Given exercise: Check every line below for the word "name" and show those that hold it.

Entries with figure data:
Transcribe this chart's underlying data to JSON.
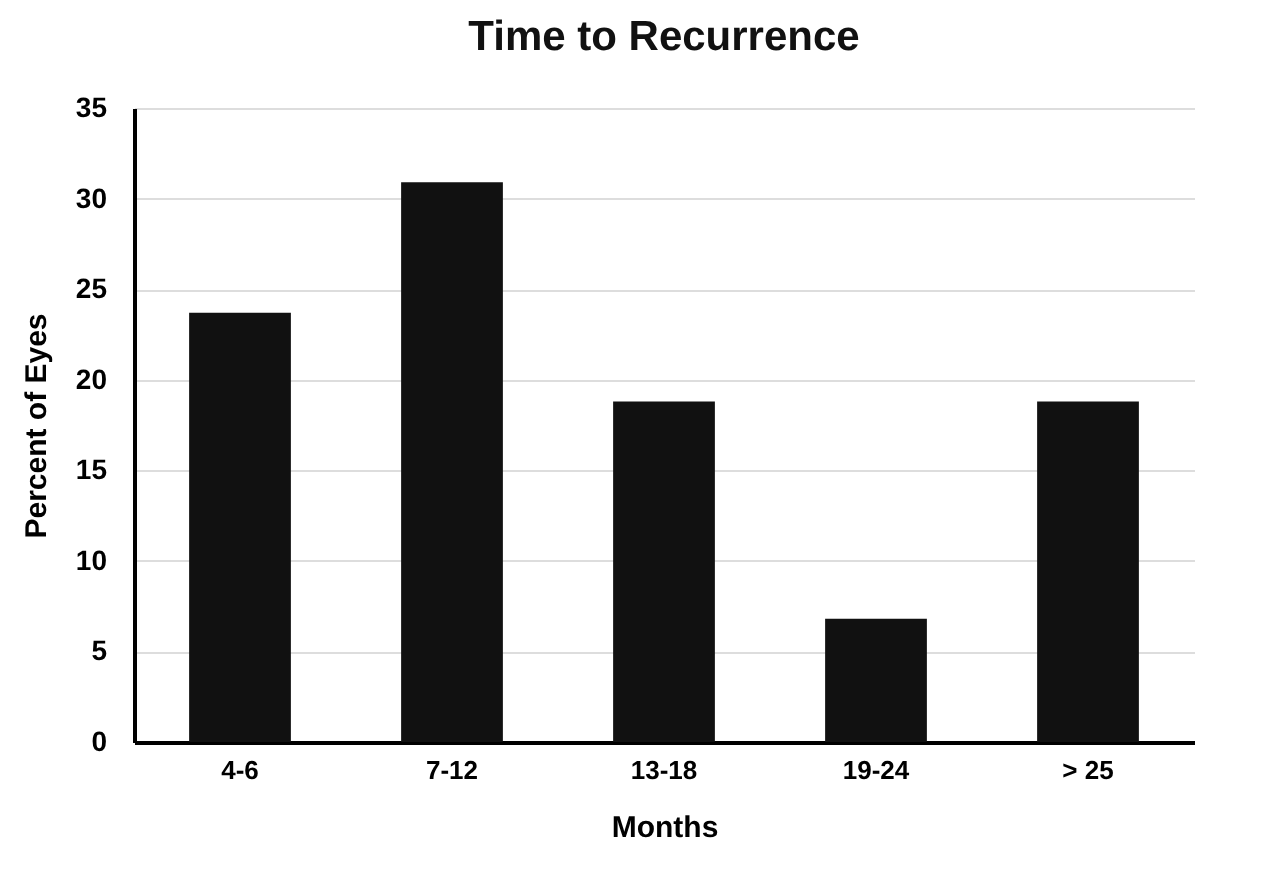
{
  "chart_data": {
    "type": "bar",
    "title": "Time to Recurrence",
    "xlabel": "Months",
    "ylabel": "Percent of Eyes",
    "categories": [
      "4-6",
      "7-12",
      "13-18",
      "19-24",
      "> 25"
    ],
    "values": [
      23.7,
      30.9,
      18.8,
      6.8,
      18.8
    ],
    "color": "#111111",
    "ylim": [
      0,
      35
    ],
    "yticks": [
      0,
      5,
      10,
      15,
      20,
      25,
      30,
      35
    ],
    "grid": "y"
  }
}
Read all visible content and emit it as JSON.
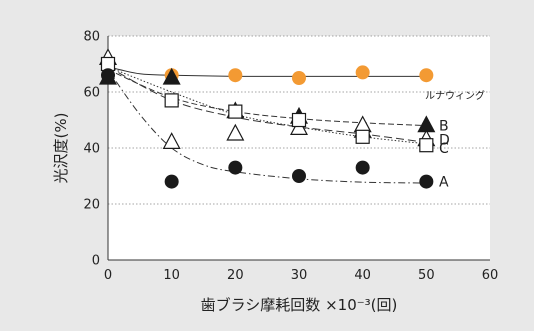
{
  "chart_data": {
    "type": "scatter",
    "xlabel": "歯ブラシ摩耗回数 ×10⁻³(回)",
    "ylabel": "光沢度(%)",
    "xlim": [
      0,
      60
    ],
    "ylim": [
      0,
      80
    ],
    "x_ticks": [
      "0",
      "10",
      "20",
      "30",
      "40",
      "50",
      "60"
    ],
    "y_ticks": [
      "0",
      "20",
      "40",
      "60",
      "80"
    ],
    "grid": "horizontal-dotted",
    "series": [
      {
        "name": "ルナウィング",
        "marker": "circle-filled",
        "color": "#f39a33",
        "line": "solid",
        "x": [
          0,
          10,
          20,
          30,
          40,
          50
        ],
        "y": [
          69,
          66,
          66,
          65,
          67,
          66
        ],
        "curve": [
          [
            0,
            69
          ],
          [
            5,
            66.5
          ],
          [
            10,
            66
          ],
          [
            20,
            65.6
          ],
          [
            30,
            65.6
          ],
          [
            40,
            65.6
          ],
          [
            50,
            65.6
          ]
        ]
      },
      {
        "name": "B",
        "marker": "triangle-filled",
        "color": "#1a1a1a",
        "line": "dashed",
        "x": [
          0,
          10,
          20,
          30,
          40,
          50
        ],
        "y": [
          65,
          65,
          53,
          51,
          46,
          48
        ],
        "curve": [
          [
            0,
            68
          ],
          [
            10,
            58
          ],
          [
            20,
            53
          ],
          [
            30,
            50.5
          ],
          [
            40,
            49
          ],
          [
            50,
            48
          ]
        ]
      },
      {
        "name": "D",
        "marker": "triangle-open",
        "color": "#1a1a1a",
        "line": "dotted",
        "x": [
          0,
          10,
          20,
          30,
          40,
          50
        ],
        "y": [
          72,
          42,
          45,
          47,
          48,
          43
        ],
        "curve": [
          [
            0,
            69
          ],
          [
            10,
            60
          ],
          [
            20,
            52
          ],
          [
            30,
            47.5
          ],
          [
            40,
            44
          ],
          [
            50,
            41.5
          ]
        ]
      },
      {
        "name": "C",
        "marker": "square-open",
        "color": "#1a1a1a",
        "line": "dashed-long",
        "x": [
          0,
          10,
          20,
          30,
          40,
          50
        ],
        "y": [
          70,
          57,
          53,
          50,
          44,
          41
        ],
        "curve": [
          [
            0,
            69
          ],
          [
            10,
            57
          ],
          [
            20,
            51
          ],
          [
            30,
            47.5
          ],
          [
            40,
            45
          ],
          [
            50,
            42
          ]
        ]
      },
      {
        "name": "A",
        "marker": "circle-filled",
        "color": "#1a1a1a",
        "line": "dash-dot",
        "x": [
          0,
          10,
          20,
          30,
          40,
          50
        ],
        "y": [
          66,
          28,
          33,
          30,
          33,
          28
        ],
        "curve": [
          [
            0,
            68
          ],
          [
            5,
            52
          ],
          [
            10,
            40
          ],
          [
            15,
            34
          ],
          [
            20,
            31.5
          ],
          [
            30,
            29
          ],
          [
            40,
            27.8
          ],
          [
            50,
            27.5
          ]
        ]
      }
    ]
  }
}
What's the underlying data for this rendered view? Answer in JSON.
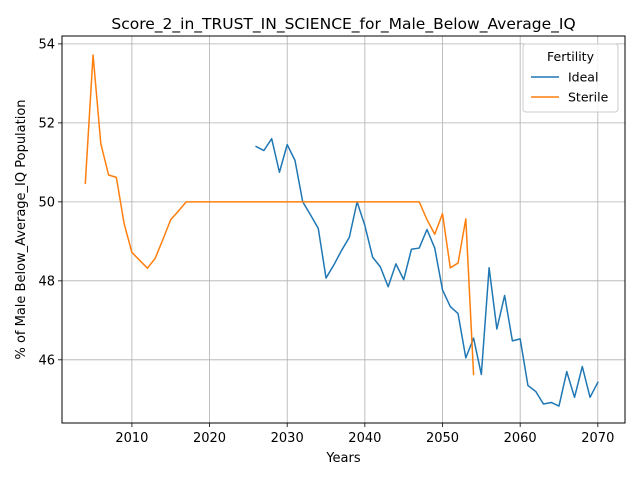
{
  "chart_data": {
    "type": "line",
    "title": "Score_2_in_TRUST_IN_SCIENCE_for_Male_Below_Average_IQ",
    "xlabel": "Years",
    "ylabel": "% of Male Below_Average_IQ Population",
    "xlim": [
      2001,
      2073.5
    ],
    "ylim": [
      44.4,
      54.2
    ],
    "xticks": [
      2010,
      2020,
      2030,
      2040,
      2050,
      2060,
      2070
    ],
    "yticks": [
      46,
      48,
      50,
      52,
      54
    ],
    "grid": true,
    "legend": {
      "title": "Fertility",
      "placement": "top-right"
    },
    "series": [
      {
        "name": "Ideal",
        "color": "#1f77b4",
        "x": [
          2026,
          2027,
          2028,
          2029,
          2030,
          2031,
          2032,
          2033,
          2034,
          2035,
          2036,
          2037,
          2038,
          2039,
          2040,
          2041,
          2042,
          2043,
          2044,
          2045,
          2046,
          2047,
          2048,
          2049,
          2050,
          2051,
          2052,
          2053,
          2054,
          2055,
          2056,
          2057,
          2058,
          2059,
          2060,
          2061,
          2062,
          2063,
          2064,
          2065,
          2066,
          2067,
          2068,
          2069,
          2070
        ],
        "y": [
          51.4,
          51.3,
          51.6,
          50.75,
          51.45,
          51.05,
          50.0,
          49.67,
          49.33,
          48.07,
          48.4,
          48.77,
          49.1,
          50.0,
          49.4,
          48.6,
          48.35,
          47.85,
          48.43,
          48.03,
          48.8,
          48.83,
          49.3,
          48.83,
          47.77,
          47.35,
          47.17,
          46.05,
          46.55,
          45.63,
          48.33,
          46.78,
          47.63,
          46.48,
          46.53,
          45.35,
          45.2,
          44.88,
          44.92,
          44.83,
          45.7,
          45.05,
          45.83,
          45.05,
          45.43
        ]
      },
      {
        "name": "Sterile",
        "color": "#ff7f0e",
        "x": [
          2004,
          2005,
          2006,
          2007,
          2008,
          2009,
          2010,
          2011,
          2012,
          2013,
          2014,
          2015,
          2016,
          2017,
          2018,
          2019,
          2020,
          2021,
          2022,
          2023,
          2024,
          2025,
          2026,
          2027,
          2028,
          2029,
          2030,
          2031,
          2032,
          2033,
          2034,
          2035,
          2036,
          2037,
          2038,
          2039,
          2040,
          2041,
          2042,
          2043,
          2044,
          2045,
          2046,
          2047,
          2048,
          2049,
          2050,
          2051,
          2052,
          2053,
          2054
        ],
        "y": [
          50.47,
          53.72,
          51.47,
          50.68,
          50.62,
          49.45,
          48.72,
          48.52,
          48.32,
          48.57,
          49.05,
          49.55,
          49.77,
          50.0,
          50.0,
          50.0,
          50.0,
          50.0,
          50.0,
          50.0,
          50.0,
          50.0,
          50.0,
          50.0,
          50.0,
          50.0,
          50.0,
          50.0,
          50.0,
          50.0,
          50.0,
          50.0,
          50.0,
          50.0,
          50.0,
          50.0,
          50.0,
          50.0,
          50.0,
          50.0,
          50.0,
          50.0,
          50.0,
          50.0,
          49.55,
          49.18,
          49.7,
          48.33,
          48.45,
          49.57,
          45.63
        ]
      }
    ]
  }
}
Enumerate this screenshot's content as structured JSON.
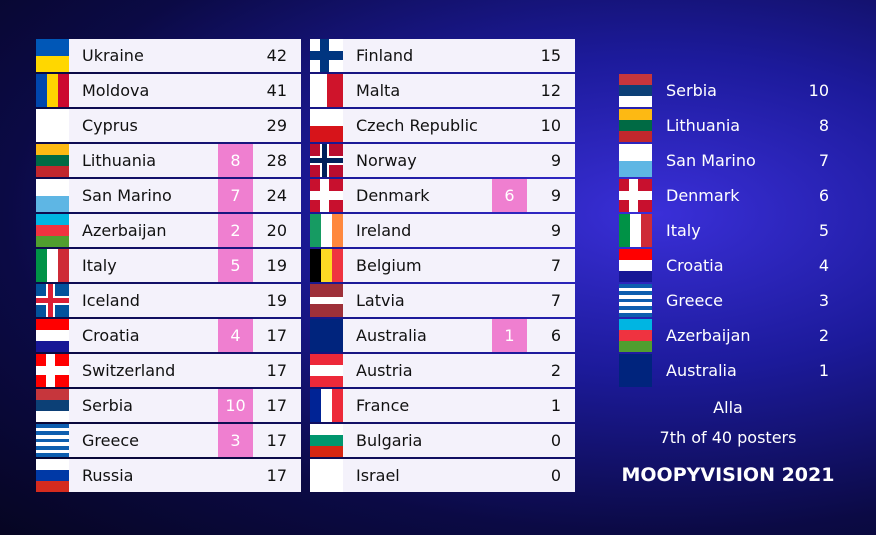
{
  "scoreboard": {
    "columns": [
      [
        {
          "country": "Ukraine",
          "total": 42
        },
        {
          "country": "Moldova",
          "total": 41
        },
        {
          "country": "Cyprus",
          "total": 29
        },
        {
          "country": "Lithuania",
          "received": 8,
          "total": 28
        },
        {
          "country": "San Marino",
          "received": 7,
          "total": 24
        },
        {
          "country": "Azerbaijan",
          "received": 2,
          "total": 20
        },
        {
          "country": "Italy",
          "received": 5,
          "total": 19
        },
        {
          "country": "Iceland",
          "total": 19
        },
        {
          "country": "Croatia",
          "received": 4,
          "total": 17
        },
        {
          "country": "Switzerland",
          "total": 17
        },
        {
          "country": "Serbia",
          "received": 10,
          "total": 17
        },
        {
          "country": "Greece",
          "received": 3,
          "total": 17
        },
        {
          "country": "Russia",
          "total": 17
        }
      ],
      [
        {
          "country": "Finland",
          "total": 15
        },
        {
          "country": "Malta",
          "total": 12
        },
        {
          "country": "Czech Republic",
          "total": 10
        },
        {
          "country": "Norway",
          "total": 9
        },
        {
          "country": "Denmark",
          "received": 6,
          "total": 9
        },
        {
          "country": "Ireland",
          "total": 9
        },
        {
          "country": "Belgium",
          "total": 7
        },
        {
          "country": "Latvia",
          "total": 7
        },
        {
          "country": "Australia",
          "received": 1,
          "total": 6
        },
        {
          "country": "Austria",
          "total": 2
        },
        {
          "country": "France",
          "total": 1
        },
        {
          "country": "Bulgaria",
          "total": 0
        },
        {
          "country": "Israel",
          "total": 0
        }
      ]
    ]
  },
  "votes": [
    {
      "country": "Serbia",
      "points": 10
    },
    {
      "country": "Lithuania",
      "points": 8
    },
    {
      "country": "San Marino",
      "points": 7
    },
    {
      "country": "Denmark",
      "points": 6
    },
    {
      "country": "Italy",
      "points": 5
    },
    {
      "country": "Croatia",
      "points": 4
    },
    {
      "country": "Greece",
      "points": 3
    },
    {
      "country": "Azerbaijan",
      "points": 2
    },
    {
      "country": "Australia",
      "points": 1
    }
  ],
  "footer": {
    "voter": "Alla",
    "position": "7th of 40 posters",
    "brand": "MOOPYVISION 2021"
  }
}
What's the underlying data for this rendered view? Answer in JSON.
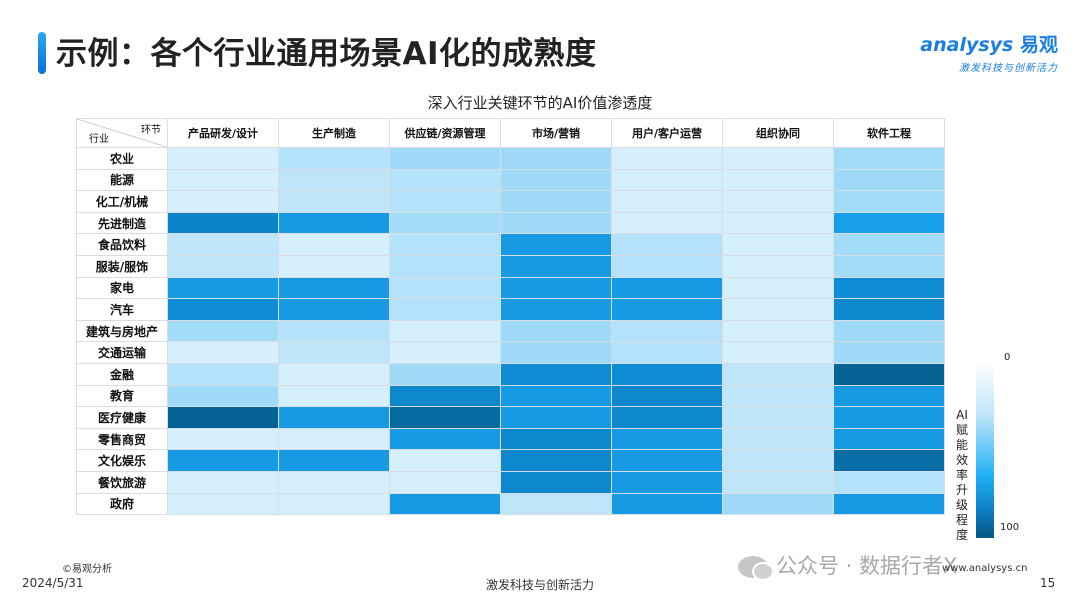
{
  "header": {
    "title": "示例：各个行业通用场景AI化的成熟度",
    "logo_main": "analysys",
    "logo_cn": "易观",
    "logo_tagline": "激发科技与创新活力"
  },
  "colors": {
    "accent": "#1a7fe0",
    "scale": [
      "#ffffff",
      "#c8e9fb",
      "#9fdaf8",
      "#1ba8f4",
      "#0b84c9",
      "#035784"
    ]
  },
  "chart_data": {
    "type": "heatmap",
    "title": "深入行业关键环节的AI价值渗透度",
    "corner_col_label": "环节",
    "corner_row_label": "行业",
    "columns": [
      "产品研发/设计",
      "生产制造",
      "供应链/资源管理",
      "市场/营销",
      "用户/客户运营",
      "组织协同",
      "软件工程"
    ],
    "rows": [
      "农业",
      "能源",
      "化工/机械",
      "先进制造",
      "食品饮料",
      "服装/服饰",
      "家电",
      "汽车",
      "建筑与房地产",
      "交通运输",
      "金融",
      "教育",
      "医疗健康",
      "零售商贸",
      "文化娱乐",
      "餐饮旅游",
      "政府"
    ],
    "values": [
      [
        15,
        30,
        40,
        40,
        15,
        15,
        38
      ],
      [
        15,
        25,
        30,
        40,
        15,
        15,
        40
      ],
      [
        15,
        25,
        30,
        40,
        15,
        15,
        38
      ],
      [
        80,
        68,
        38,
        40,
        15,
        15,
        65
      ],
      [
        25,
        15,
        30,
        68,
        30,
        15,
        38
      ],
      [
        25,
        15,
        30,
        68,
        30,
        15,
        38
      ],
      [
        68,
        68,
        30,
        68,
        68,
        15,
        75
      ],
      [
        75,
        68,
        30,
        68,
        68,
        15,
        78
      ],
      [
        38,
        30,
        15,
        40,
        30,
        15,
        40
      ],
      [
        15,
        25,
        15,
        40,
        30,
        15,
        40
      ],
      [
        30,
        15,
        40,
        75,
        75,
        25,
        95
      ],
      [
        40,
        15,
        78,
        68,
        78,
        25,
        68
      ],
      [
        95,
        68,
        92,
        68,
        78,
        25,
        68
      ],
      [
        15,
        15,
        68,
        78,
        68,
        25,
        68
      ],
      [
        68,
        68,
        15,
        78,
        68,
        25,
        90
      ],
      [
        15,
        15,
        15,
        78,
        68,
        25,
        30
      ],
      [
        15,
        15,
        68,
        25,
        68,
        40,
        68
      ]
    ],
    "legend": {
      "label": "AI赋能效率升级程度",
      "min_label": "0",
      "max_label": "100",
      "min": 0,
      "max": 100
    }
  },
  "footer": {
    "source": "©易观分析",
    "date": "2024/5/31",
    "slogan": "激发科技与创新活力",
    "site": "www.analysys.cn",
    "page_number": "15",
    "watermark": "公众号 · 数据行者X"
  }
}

Final result:
        "name": "ルナウィング",
        "name": "B",
        "name": "D",
        "name": "C",
        "name": "A",
        "name": "Ideal",
        "name": "Sterile",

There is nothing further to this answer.